**What you have to do:** Read through the entries below and return each line with the word "NoVal".

**Records to use:**
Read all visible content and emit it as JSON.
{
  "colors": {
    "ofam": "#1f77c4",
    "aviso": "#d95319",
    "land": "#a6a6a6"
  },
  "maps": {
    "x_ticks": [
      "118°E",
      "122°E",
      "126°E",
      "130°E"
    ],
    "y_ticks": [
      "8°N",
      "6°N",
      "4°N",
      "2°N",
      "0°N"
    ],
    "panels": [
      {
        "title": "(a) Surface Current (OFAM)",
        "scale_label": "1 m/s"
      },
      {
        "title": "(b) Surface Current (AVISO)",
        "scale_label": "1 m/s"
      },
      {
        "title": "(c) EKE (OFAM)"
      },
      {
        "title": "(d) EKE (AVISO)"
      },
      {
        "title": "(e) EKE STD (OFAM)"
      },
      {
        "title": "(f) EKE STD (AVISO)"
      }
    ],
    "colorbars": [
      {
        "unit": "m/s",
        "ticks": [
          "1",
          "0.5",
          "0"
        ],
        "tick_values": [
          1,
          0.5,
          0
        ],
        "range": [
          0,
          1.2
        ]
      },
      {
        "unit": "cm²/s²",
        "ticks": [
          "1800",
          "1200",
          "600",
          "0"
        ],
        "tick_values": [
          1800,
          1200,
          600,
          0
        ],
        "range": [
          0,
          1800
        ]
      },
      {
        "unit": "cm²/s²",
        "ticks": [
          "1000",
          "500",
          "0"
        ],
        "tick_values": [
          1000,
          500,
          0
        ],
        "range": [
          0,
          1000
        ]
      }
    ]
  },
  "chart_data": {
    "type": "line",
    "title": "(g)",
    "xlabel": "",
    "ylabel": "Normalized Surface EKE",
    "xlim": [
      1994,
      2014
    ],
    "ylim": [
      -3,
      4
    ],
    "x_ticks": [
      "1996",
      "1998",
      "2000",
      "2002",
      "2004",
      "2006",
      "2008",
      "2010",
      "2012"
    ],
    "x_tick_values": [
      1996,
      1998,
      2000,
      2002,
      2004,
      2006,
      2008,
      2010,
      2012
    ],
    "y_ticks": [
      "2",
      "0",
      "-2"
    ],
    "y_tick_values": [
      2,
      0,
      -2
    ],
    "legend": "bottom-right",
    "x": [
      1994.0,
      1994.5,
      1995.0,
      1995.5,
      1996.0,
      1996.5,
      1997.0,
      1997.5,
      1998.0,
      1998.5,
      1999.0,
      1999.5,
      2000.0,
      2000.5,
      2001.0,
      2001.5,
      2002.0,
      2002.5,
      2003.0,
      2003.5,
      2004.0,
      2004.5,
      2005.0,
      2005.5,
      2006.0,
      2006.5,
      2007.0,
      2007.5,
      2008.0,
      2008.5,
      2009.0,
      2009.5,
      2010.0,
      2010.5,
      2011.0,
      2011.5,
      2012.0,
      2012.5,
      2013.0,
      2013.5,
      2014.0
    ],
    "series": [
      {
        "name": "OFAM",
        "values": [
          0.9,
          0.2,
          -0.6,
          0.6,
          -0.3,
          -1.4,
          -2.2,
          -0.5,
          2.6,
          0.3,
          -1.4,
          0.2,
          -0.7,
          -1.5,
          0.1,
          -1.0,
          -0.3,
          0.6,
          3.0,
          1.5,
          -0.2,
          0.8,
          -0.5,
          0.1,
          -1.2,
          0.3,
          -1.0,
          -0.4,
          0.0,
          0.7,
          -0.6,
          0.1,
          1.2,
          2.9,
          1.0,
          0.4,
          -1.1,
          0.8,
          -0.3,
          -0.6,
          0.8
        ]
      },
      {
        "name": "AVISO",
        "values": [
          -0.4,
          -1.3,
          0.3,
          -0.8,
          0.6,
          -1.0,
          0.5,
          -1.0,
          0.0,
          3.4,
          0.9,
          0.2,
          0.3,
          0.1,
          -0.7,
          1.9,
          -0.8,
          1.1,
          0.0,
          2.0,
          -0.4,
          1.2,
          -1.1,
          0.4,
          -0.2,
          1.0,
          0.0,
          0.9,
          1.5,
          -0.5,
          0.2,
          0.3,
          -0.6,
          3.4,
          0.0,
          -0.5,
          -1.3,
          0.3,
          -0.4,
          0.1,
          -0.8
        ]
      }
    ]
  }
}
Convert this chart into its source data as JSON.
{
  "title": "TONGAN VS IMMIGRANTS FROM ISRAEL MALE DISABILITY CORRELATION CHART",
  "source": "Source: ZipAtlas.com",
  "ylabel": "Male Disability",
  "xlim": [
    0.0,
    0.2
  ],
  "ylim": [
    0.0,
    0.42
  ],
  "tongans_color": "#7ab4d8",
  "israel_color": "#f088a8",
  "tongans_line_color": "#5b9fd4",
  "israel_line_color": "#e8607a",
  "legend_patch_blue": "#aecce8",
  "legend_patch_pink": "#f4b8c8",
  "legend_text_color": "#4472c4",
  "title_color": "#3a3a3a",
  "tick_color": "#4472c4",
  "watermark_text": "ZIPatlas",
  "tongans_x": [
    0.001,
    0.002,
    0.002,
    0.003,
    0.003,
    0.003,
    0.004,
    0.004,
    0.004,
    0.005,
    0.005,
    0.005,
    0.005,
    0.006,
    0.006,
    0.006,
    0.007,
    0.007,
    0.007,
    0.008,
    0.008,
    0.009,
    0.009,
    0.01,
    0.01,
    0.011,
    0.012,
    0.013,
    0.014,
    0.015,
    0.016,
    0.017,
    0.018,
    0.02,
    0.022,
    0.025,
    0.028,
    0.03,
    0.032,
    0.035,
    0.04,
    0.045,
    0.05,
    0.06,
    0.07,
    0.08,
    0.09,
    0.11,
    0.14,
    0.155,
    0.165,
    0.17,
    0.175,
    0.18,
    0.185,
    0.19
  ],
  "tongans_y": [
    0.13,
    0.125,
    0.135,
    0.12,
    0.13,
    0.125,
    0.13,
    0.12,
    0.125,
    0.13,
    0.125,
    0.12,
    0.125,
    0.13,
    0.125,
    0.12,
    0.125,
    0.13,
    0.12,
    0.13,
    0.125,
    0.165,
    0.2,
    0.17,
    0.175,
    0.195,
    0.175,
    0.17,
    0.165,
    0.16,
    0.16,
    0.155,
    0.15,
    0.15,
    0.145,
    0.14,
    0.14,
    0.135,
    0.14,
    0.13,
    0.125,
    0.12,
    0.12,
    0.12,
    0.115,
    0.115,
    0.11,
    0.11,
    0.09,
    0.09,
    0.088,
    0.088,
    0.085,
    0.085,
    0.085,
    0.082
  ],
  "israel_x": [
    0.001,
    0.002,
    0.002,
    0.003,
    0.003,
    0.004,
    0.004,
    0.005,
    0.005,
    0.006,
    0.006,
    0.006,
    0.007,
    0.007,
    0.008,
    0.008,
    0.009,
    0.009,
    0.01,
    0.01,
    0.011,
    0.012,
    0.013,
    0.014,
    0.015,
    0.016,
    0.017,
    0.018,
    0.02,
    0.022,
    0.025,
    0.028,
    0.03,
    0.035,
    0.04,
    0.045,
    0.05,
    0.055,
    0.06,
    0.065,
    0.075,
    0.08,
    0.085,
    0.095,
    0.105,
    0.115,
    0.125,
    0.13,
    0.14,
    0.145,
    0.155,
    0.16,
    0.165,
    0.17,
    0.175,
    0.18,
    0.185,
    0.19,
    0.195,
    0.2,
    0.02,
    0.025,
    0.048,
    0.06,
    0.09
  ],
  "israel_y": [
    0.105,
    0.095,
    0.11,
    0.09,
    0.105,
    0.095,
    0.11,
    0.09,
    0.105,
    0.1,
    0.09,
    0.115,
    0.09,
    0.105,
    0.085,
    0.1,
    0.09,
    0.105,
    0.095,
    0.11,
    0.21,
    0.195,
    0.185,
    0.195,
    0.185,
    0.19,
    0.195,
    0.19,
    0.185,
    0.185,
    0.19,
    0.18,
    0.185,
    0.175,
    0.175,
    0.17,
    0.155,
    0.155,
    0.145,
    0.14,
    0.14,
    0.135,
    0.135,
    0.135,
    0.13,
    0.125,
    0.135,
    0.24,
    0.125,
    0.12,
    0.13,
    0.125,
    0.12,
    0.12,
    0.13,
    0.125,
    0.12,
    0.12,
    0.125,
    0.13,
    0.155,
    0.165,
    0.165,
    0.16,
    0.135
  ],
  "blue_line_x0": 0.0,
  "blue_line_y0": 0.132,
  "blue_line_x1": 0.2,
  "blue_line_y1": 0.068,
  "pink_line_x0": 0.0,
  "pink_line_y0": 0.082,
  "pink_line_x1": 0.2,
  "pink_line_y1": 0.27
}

--

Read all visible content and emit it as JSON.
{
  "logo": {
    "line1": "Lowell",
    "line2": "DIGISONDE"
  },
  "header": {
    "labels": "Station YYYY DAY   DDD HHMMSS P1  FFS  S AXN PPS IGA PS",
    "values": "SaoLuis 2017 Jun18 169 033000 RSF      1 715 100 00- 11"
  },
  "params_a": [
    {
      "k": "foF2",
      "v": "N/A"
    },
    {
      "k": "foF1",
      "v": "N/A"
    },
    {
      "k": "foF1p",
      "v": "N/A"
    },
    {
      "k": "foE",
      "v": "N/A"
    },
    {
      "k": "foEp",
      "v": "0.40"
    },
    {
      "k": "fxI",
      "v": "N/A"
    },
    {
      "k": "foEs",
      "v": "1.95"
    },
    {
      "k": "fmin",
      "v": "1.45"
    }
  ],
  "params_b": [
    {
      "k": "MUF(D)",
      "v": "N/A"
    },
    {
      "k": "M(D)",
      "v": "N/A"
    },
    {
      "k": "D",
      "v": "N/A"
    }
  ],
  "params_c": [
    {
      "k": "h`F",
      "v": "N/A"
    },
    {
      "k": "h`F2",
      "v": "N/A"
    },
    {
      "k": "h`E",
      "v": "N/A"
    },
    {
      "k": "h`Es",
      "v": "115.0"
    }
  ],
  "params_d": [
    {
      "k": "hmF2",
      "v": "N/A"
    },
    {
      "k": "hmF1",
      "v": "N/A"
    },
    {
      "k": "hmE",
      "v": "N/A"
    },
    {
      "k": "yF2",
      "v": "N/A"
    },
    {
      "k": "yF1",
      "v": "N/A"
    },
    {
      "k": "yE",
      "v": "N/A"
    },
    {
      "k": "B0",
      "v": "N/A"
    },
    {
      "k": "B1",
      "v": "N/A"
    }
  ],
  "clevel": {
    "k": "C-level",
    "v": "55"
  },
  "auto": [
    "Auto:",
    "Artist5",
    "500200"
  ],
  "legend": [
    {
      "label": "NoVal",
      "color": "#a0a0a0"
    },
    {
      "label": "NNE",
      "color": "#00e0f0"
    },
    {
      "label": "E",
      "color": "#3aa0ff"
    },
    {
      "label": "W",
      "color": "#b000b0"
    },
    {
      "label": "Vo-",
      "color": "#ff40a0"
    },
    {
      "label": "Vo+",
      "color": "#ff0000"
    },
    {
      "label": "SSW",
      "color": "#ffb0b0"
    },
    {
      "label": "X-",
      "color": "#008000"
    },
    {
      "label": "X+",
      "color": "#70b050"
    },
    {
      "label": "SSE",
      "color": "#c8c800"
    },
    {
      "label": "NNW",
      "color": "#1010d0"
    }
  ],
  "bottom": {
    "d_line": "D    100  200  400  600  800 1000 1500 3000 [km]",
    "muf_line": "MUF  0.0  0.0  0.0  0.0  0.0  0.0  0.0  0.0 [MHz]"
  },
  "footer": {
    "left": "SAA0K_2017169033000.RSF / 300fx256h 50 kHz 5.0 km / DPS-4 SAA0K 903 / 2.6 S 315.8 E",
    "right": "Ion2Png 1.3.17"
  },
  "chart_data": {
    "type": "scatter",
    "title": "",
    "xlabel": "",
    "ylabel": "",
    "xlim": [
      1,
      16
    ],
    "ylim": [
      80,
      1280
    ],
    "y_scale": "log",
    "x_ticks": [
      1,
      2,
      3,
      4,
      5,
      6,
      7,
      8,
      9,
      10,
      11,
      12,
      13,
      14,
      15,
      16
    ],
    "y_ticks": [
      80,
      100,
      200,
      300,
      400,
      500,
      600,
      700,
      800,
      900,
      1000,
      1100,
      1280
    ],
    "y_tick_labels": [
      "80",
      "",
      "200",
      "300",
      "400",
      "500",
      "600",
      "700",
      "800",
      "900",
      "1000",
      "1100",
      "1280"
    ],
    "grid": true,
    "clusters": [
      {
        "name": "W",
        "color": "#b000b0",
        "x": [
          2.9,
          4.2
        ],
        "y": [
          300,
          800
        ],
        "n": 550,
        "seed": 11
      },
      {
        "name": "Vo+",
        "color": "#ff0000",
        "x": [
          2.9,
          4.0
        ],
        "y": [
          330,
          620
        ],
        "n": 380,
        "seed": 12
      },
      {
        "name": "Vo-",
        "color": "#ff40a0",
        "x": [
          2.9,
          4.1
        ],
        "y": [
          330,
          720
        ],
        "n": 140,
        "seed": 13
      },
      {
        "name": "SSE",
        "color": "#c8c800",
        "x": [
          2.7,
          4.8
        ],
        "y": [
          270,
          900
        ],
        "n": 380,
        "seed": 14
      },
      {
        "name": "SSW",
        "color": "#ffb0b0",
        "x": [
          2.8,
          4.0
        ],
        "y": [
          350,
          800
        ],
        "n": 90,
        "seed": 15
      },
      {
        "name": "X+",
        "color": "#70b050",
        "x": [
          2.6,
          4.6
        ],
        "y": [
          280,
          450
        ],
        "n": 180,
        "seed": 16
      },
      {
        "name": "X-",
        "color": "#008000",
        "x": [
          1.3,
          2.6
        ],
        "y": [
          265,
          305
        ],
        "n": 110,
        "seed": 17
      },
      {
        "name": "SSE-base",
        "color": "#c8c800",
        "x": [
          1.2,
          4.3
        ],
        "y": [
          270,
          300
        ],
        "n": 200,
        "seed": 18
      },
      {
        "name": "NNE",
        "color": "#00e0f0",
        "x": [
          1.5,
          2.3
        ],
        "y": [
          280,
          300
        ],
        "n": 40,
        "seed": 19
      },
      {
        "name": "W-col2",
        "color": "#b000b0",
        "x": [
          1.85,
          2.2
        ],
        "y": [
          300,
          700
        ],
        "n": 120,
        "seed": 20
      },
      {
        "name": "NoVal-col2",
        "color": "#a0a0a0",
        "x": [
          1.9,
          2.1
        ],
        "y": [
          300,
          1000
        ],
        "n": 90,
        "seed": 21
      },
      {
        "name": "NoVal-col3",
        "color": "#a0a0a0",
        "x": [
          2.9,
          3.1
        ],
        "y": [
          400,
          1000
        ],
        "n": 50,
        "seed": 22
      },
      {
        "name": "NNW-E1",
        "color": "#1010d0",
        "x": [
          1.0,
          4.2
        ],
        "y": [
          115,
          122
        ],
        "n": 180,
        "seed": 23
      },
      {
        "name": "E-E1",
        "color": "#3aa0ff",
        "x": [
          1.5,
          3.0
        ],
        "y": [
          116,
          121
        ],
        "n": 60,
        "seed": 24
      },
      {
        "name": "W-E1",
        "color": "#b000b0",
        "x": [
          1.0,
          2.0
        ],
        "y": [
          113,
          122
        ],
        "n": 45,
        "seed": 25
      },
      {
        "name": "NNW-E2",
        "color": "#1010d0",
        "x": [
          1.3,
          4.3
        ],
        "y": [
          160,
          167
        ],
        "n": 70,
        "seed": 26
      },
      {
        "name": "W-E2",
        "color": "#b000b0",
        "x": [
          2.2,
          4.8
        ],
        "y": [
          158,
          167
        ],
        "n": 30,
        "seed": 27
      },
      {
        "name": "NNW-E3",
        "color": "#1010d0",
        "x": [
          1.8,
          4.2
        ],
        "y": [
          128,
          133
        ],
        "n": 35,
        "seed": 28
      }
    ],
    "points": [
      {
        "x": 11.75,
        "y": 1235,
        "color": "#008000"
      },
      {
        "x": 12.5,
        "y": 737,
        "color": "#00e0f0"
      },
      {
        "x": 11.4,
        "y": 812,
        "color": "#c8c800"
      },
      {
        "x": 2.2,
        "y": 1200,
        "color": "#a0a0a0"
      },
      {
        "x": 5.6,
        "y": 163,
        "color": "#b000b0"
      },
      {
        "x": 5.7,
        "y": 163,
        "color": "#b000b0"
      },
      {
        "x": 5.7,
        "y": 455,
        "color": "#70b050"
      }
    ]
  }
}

**Full response:**
      "label": "NoVal",
        "name": "NoVal-col2",
        "name": "NoVal-col3",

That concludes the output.